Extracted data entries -
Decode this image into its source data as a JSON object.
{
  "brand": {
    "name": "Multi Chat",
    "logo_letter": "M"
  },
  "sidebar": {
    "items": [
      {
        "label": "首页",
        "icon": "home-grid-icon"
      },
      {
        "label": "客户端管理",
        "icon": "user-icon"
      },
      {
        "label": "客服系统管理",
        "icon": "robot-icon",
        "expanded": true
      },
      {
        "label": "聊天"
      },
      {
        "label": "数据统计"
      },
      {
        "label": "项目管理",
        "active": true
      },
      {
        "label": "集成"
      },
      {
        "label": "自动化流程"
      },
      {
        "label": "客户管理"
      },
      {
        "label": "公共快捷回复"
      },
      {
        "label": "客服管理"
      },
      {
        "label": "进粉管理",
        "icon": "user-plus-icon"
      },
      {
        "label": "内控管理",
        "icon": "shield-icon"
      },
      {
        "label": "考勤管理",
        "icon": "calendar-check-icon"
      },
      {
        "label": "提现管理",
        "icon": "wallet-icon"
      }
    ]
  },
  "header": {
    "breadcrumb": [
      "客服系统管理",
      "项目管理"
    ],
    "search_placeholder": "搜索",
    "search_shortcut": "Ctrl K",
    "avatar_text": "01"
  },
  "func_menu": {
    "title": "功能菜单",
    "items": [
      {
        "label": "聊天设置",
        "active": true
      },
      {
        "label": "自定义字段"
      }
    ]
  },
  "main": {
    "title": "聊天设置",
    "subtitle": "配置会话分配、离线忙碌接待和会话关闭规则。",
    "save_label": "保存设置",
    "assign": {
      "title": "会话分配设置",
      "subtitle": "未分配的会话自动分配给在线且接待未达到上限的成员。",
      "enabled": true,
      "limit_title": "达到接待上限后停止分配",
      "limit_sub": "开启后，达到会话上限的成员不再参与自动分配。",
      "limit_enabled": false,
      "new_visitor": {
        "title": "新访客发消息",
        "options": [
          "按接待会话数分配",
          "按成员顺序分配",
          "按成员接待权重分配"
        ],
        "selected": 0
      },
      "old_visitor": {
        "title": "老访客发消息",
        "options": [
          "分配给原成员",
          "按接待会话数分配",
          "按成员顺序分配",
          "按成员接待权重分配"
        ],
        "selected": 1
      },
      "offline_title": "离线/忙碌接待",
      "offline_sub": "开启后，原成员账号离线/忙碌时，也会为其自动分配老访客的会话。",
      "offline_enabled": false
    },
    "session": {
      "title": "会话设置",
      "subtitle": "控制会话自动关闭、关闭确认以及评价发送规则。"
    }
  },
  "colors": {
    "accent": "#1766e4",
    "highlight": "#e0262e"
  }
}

Task to carry out -
Give the material above again, word for word.

Written solution -
Decode this image into its source data as a JSON object.
{
  "brand": {
    "name": "Multi Chat",
    "logo_letter": "M"
  },
  "sidebar": {
    "items": [
      {
        "label": "首页",
        "icon": "home-grid-icon"
      },
      {
        "label": "客户端管理",
        "icon": "user-icon"
      },
      {
        "label": "客服系统管理",
        "icon": "robot-icon",
        "expanded": true
      },
      {
        "label": "聊天"
      },
      {
        "label": "数据统计"
      },
      {
        "label": "项目管理",
        "active": true
      },
      {
        "label": "集成"
      },
      {
        "label": "自动化流程"
      },
      {
        "label": "客户管理"
      },
      {
        "label": "公共快捷回复"
      },
      {
        "label": "客服管理"
      },
      {
        "label": "进粉管理",
        "icon": "user-plus-icon"
      },
      {
        "label": "内控管理",
        "icon": "shield-icon"
      },
      {
        "label": "考勤管理",
        "icon": "calendar-check-icon"
      },
      {
        "label": "提现管理",
        "icon": "wallet-icon"
      }
    ]
  },
  "header": {
    "breadcrumb": [
      "客服系统管理",
      "项目管理"
    ],
    "search_placeholder": "搜索",
    "search_shortcut": "Ctrl K",
    "avatar_text": "01"
  },
  "func_menu": {
    "title": "功能菜单",
    "items": [
      {
        "label": "聊天设置",
        "active": true
      },
      {
        "label": "自定义字段"
      }
    ]
  },
  "main": {
    "title": "聊天设置",
    "subtitle": "配置会话分配、离线忙碌接待和会话关闭规则。",
    "save_label": "保存设置",
    "assign": {
      "title": "会话分配设置",
      "subtitle": "未分配的会话自动分配给在线且接待未达到上限的成员。",
      "enabled": true,
      "limit_title": "达到接待上限后停止分配",
      "limit_sub": "开启后，达到会话上限的成员不再参与自动分配。",
      "limit_enabled": false,
      "new_visitor": {
        "title": "新访客发消息",
        "options": [
          "按接待会话数分配",
          "按成员顺序分配",
          "按成员接待权重分配"
        ],
        "selected": 0
      },
      "old_visitor": {
        "title": "老访客发消息",
        "options": [
          "分配给原成员",
          "按接待会话数分配",
          "按成员顺序分配",
          "按成员接待权重分配"
        ],
        "selected": 1
      },
      "offline_title": "离线/忙碌接待",
      "offline_sub": "开启后，原成员账号离线/忙碌时，也会为其自动分配老访客的会话。",
      "offline_enabled": false
    },
    "session": {
      "title": "会话设置",
      "subtitle": "控制会话自动关闭、关闭确认以及评价发送规则。"
    }
  },
  "colors": {
    "accent": "#1766e4",
    "highlight": "#e0262e"
  }
}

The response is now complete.